■ Problem details
Change every occurrence of "vote-count" to "ballot-count" in the lines of the entries below, leaving all other text unchanged. Omit the pictures from the answer.

========================================================================

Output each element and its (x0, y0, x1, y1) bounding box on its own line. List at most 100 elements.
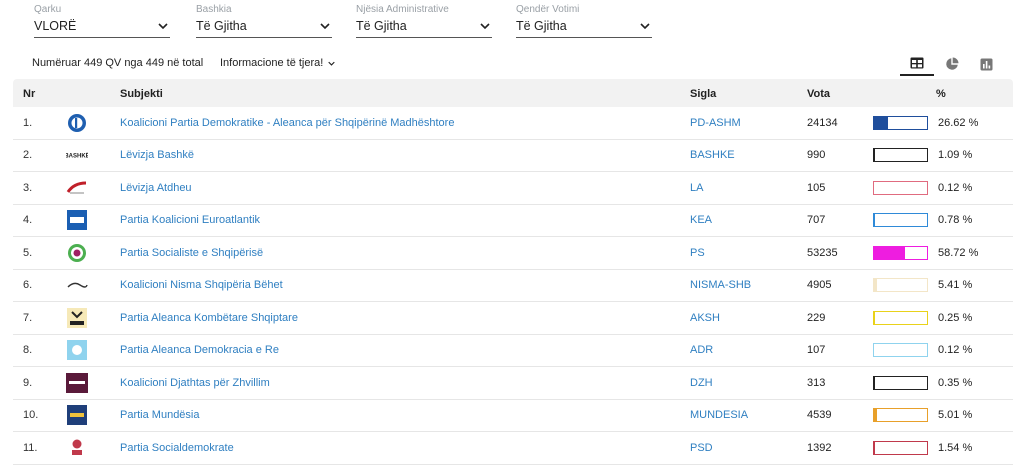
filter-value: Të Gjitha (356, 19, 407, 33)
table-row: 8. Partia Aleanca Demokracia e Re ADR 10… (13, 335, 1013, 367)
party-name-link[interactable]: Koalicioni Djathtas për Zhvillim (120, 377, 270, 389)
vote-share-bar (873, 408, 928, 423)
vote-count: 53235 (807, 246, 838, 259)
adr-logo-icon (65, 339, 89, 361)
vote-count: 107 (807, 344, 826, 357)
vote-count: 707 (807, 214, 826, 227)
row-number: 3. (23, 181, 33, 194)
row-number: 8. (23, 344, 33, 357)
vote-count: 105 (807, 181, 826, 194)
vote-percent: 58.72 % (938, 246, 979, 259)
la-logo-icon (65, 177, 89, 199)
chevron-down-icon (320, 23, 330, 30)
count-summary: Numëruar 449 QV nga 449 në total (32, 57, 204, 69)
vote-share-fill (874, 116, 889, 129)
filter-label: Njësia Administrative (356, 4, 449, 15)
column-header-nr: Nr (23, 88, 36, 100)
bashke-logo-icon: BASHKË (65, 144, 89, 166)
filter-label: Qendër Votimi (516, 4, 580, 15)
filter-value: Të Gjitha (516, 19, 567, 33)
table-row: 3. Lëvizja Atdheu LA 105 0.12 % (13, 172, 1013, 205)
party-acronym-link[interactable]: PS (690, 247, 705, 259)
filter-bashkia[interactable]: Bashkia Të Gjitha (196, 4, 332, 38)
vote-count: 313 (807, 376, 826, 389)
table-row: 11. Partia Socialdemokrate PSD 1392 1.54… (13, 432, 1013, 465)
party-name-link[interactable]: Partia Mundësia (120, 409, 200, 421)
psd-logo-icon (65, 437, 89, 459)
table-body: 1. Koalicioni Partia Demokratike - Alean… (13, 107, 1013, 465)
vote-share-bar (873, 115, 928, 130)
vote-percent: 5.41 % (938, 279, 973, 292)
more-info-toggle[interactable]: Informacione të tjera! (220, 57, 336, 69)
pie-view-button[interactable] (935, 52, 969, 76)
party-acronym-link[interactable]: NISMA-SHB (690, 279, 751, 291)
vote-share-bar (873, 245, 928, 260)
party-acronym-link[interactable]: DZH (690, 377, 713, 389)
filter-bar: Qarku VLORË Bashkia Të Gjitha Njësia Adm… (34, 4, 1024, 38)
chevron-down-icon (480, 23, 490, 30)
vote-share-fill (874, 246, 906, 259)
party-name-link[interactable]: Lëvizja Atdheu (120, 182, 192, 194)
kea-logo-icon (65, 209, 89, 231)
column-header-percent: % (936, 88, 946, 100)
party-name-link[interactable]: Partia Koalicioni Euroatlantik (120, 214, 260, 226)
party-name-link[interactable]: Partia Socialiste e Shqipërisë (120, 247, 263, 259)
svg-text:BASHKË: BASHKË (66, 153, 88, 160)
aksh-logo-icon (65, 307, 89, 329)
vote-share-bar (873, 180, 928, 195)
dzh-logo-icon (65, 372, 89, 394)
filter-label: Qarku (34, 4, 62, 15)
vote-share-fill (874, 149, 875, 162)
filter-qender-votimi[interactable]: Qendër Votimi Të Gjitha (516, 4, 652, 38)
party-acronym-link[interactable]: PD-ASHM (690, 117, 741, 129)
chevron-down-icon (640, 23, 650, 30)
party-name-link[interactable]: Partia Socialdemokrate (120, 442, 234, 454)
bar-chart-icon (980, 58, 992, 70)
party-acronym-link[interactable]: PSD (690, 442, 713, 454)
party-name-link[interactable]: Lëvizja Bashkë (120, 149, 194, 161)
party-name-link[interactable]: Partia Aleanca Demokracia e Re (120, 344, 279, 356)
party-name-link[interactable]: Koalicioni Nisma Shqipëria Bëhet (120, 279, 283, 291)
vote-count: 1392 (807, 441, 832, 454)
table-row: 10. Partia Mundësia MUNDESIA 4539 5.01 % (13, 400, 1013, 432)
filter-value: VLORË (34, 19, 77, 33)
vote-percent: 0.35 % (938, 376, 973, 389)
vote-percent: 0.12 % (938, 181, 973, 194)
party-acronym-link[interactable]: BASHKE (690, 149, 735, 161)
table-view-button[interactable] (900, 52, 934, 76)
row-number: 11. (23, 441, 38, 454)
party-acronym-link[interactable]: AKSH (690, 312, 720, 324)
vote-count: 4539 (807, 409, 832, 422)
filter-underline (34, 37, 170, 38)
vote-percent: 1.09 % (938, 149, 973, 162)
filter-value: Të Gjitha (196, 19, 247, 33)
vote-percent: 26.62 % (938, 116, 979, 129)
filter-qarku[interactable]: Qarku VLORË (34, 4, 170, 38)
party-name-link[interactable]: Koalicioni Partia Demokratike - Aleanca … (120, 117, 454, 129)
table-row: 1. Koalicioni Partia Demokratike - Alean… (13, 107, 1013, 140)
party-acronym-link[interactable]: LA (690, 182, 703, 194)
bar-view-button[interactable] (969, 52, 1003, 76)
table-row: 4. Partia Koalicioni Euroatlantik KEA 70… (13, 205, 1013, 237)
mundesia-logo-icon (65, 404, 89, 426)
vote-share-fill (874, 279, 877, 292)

========================================================================

■ Full response
Output each element and its (x0, y0, x1, y1) bounding box on its own line. List at most 100 elements.
filter-value: Të Gjitha (356, 19, 407, 33)
table-row: 8. Partia Aleanca Demokracia e Re ADR 10… (13, 335, 1013, 367)
party-name-link[interactable]: Koalicioni Djathtas për Zhvillim (120, 377, 270, 389)
vote-share-bar (873, 408, 928, 423)
ballot-count: 53235 (807, 246, 838, 259)
adr-logo-icon (65, 339, 89, 361)
ballot-count: 107 (807, 344, 826, 357)
ballot-count: 707 (807, 214, 826, 227)
row-number: 3. (23, 181, 33, 194)
row-number: 8. (23, 344, 33, 357)
ballot-count: 105 (807, 181, 826, 194)
vote-percent: 58.72 % (938, 246, 979, 259)
la-logo-icon (65, 177, 89, 199)
chevron-down-icon (320, 23, 330, 30)
count-summary: Numëruar 449 QV nga 449 në total (32, 57, 204, 69)
vote-share-fill (874, 116, 889, 129)
filter-label: Njësia Administrative (356, 4, 449, 15)
column-header-nr: Nr (23, 88, 36, 100)
bashke-logo-icon: BASHKË (65, 144, 89, 166)
filter-label: Qendër Votimi (516, 4, 580, 15)
filter-value: Të Gjitha (516, 19, 567, 33)
table-row: 3. Lëvizja Atdheu LA 105 0.12 % (13, 172, 1013, 205)
party-acronym-link[interactable]: PS (690, 247, 705, 259)
filter-bashkia[interactable]: Bashkia Të Gjitha (196, 4, 332, 38)
ballot-count: 313 (807, 376, 826, 389)
table-row: 11. Partia Socialdemokrate PSD 1392 1.54… (13, 432, 1013, 465)
party-name-link[interactable]: Partia Mundësia (120, 409, 200, 421)
psd-logo-icon (65, 437, 89, 459)
table-body: 1. Koalicioni Partia Demokratike - Alean… (13, 107, 1013, 465)
vote-share-bar (873, 115, 928, 130)
vote-percent: 5.41 % (938, 279, 973, 292)
more-info-toggle[interactable]: Informacione të tjera! (220, 57, 336, 69)
pie-view-button[interactable] (935, 52, 969, 76)
party-acronym-link[interactable]: NISMA-SHB (690, 279, 751, 291)
vote-share-bar (873, 245, 928, 260)
party-acronym-link[interactable]: DZH (690, 377, 713, 389)
filter-bar: Qarku VLORË Bashkia Të Gjitha Njësia Adm… (34, 4, 1024, 38)
chevron-down-icon (480, 23, 490, 30)
vote-share-fill (874, 246, 906, 259)
party-name-link[interactable]: Lëvizja Atdheu (120, 182, 192, 194)
kea-logo-icon (65, 209, 89, 231)
column-header-percent: % (936, 88, 946, 100)
party-name-link[interactable]: Partia Koalicioni Euroatlantik (120, 214, 260, 226)
party-name-link[interactable]: Partia Socialiste e Shqipërisë (120, 247, 263, 259)
svg-text:BASHKË: BASHKË (66, 153, 88, 160)
aksh-logo-icon (65, 307, 89, 329)
vote-share-bar (873, 180, 928, 195)
dzh-logo-icon (65, 372, 89, 394)
filter-label: Qarku (34, 4, 62, 15)
vote-share-fill (874, 149, 875, 162)
filter-qender-votimi[interactable]: Qendër Votimi Të Gjitha (516, 4, 652, 38)
party-acronym-link[interactable]: PD-ASHM (690, 117, 741, 129)
chevron-down-icon (640, 23, 650, 30)
party-name-link[interactable]: Partia Socialdemokrate (120, 442, 234, 454)
bar-chart-icon (980, 58, 992, 70)
party-acronym-link[interactable]: PSD (690, 442, 713, 454)
party-name-link[interactable]: Lëvizja Bashkë (120, 149, 194, 161)
party-name-link[interactable]: Partia Aleanca Demokracia e Re (120, 344, 279, 356)
party-name-link[interactable]: Koalicioni Nisma Shqipëria Bëhet (120, 279, 283, 291)
ballot-count: 1392 (807, 441, 832, 454)
table-row: 10. Partia Mundësia MUNDESIA 4539 5.01 % (13, 400, 1013, 432)
filter-value: VLORË (34, 19, 77, 33)
vote-percent: 0.35 % (938, 376, 973, 389)
vote-percent: 0.12 % (938, 181, 973, 194)
party-acronym-link[interactable]: BASHKE (690, 149, 735, 161)
table-view-button[interactable] (900, 52, 934, 76)
row-number: 11. (23, 441, 38, 454)
party-acronym-link[interactable]: AKSH (690, 312, 720, 324)
ballot-count: 4539 (807, 409, 832, 422)
filter-underline (34, 37, 170, 38)
vote-percent: 1.09 % (938, 149, 973, 162)
filter-value: Të Gjitha (196, 19, 247, 33)
vote-percent: 26.62 % (938, 116, 979, 129)
filter-qarku[interactable]: Qarku VLORË (34, 4, 170, 38)
party-name-link[interactable]: Koalicioni Partia Demokratike - Aleanca … (120, 117, 454, 129)
table-row: 1. Koalicioni Partia Demokratike - Alean… (13, 107, 1013, 140)
party-acronym-link[interactable]: LA (690, 182, 703, 194)
bar-view-button[interactable] (969, 52, 1003, 76)
table-row: 4. Partia Koalicioni Euroatlantik KEA 70… (13, 205, 1013, 237)
mundesia-logo-icon (65, 404, 89, 426)
vote-share-fill (874, 279, 877, 292)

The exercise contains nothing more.